(Entries with figure data)
--- begin ---

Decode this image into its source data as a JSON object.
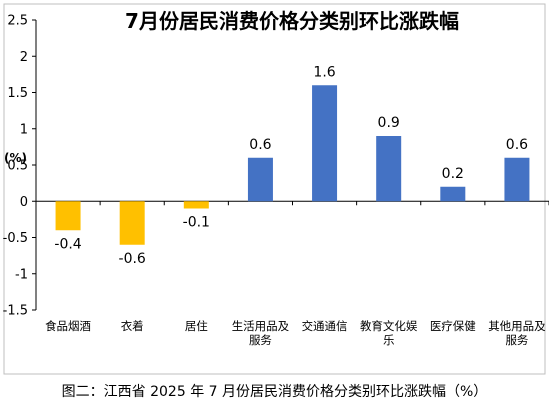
{
  "chart_data": {
    "type": "bar",
    "title": "7月份居民消费价格分类别环比涨跌幅",
    "ylabel": "(%)",
    "categories": [
      [
        "食品烟酒"
      ],
      [
        "衣着"
      ],
      [
        "居住"
      ],
      [
        "生活用品及",
        "服务"
      ],
      [
        "交通通信"
      ],
      [
        "教育文化娱",
        "乐"
      ],
      [
        "医疗保健"
      ],
      [
        "其他用品及",
        "服务"
      ]
    ],
    "values": [
      -0.4,
      -0.6,
      -0.1,
      0.6,
      1.6,
      0.9,
      0.2,
      0.6
    ],
    "value_labels": [
      "-0.4",
      "-0.6",
      "-0.1",
      "0.6",
      "1.6",
      "0.9",
      "0.2",
      "0.6"
    ],
    "ylim": [
      -1.5,
      2.5
    ],
    "yticks": [
      "-1.5",
      "-1",
      "-0.5",
      "0",
      "0.5",
      "1",
      "1.5",
      "2",
      "2.5"
    ],
    "ytick_values": [
      -1.5,
      -1,
      -0.5,
      0,
      0.5,
      1,
      1.5,
      2,
      2.5
    ],
    "grid": false,
    "colors": {
      "positive": "#4472C4",
      "negative": "#FFC000",
      "axis": "#000000"
    }
  },
  "caption": "图二：江西省 2025 年 7 月份居民消费价格分类别环比涨跌幅（%）"
}
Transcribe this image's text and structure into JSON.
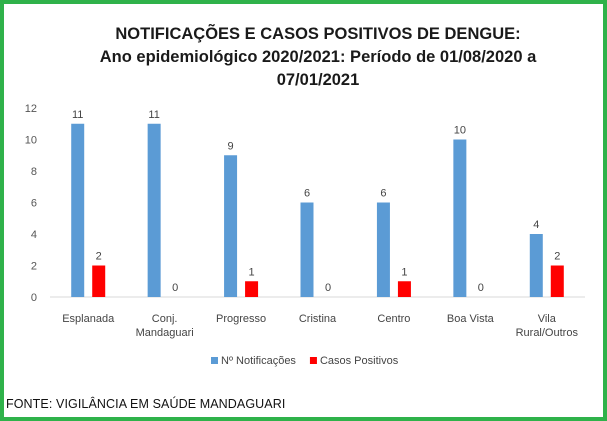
{
  "title_lines": [
    "NOTIFICAÇÕES E CASOS POSITIVOS DE DENGUE:",
    "Ano epidemiológico 2020/2021: Período de 01/08/2020 a",
    "07/01/2021"
  ],
  "source": "FONTE: VIGILÂNCIA EM SAÚDE MANDAGUARI",
  "colors": {
    "border": "#2fb24a",
    "notificacoes": "#5b9bd5",
    "positivos": "#ff0000"
  },
  "chart_data": {
    "type": "bar",
    "title": "NOTIFICAÇÕES E CASOS POSITIVOS DE DENGUE: Ano epidemiológico 2020/2021: Período de 01/08/2020 a 07/01/2021",
    "categories": [
      [
        "Esplanada"
      ],
      [
        "Conj.",
        "Mandaguari"
      ],
      [
        "Progresso"
      ],
      [
        "Cristina"
      ],
      [
        "Centro"
      ],
      [
        "Boa Vista"
      ],
      [
        "Vila",
        "Rural/Outros"
      ]
    ],
    "series": [
      {
        "name": "Nº Notificações",
        "values": [
          11,
          11,
          9,
          6,
          6,
          10,
          4
        ]
      },
      {
        "name": "Casos Positivos",
        "values": [
          2,
          0,
          1,
          0,
          1,
          0,
          2
        ]
      }
    ],
    "ylim": [
      0,
      12
    ],
    "yticks": [
      0,
      2,
      4,
      6,
      8,
      10,
      12
    ],
    "xlabel": "",
    "ylabel": "",
    "grid": false,
    "legend": "bottom"
  }
}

--- end ---

What is required: Provide only the number of lines in the entries that hold the word "epidemiológico".

The response: 2